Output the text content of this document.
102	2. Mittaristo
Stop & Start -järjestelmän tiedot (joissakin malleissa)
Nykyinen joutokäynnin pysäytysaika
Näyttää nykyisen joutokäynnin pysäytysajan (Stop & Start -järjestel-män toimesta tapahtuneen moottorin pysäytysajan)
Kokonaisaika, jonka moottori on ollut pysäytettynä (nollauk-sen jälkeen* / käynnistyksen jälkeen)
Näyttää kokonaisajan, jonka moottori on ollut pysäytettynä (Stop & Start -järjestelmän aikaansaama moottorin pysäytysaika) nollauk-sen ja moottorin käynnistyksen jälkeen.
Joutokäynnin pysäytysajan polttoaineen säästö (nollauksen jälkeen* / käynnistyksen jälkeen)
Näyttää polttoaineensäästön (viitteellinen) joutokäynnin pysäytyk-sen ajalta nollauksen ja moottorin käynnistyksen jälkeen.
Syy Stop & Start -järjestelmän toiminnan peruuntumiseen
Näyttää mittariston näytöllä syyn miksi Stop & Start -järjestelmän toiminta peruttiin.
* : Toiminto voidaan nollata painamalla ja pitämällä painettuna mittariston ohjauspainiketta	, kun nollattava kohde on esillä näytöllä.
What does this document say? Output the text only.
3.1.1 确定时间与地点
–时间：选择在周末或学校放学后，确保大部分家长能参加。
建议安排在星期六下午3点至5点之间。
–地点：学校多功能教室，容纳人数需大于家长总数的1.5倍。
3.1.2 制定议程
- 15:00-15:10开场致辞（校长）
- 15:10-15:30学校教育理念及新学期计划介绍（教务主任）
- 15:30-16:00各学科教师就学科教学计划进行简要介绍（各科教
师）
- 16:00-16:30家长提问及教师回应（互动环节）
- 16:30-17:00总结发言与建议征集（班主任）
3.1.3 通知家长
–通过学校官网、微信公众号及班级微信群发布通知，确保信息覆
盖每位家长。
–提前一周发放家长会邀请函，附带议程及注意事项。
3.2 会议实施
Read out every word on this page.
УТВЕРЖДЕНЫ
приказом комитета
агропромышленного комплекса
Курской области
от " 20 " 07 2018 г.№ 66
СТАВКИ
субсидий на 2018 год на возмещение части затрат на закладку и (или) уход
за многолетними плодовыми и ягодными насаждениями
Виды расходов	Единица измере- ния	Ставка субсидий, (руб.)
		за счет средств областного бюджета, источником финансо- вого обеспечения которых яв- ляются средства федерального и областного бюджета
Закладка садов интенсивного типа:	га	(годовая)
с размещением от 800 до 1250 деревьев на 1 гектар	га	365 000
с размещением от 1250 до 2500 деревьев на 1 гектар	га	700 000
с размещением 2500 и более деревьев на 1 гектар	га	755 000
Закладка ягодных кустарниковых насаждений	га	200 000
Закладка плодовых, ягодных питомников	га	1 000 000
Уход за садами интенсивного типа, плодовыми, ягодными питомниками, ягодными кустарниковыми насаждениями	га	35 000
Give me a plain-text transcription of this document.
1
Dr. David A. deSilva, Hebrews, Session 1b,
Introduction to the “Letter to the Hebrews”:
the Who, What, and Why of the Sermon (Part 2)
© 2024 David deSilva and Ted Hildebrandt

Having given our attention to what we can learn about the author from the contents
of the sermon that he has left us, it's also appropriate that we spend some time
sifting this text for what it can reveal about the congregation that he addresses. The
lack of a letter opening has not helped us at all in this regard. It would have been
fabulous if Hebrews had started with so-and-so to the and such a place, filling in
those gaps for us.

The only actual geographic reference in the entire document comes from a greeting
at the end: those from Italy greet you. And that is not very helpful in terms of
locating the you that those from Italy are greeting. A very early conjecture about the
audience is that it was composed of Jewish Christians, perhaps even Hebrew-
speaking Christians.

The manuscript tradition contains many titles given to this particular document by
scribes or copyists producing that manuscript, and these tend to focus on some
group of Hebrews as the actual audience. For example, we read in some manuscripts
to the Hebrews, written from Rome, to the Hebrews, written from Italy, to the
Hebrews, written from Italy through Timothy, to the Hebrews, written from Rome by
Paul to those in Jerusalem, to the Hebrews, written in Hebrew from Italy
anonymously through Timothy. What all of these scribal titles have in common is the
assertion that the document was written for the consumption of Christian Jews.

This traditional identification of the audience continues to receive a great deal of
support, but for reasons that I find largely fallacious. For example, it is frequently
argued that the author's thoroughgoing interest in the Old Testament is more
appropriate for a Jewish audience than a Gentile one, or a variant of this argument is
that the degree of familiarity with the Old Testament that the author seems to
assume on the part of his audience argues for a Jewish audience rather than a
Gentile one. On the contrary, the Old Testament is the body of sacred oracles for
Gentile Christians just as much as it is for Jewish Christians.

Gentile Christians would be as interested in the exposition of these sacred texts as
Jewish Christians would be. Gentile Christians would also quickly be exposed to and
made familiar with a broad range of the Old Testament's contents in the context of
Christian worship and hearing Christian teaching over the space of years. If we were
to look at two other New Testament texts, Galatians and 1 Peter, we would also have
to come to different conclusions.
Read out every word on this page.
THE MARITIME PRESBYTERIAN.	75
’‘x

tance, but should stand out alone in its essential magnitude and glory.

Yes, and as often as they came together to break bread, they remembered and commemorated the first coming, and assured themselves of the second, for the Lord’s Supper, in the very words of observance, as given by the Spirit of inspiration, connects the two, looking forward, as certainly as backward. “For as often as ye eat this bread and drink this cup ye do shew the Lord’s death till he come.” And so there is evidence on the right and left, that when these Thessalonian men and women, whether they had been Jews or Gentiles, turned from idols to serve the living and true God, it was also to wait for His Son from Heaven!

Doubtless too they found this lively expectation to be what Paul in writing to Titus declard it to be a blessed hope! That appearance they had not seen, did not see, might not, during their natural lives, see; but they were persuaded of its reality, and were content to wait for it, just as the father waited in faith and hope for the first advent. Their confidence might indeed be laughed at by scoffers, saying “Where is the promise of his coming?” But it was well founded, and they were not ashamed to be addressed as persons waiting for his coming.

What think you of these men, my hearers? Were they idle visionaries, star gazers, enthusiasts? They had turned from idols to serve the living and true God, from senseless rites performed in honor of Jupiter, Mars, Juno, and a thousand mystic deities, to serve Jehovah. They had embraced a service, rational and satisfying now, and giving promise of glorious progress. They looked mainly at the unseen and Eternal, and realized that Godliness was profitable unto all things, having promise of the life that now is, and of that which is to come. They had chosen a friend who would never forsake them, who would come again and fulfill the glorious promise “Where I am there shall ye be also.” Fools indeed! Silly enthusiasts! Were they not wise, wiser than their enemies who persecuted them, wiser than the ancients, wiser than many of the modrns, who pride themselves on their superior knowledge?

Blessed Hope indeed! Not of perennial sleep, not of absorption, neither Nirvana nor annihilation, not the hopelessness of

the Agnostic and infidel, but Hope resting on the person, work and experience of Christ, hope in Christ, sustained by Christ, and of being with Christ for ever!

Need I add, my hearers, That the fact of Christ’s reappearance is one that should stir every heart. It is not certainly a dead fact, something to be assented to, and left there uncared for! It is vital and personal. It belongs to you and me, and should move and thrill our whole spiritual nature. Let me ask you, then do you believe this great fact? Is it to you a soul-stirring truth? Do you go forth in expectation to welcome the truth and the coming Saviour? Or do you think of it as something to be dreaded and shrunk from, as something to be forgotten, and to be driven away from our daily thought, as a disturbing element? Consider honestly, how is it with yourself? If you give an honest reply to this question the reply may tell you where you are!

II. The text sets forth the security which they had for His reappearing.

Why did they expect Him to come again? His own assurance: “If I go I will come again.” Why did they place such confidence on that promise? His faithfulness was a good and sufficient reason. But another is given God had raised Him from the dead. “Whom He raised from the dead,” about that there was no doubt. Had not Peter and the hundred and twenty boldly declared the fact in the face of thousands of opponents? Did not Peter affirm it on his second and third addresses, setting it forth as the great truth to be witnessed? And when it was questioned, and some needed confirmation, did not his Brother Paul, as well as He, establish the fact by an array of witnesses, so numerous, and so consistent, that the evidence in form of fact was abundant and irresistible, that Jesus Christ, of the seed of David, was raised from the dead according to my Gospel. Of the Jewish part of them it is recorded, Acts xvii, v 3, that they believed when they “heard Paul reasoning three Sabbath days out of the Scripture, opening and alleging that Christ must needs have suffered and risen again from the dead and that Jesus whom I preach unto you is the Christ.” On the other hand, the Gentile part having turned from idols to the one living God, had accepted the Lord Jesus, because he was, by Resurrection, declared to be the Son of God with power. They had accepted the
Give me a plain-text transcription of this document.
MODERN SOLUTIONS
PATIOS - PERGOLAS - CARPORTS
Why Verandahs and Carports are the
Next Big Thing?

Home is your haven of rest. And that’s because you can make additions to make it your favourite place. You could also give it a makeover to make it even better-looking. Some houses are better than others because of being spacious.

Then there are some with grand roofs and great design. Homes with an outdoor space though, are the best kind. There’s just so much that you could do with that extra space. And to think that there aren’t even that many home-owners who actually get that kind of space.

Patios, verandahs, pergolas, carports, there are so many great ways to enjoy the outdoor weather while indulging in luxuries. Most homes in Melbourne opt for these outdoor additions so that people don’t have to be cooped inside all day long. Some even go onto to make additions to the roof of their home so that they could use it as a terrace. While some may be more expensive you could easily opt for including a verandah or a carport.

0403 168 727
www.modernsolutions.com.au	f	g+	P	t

---------------

### TASK PROMPT
Work out how many lines of the data above contain the string "Закладка" and give the number alone.

### WRITTEN SOLUTION
3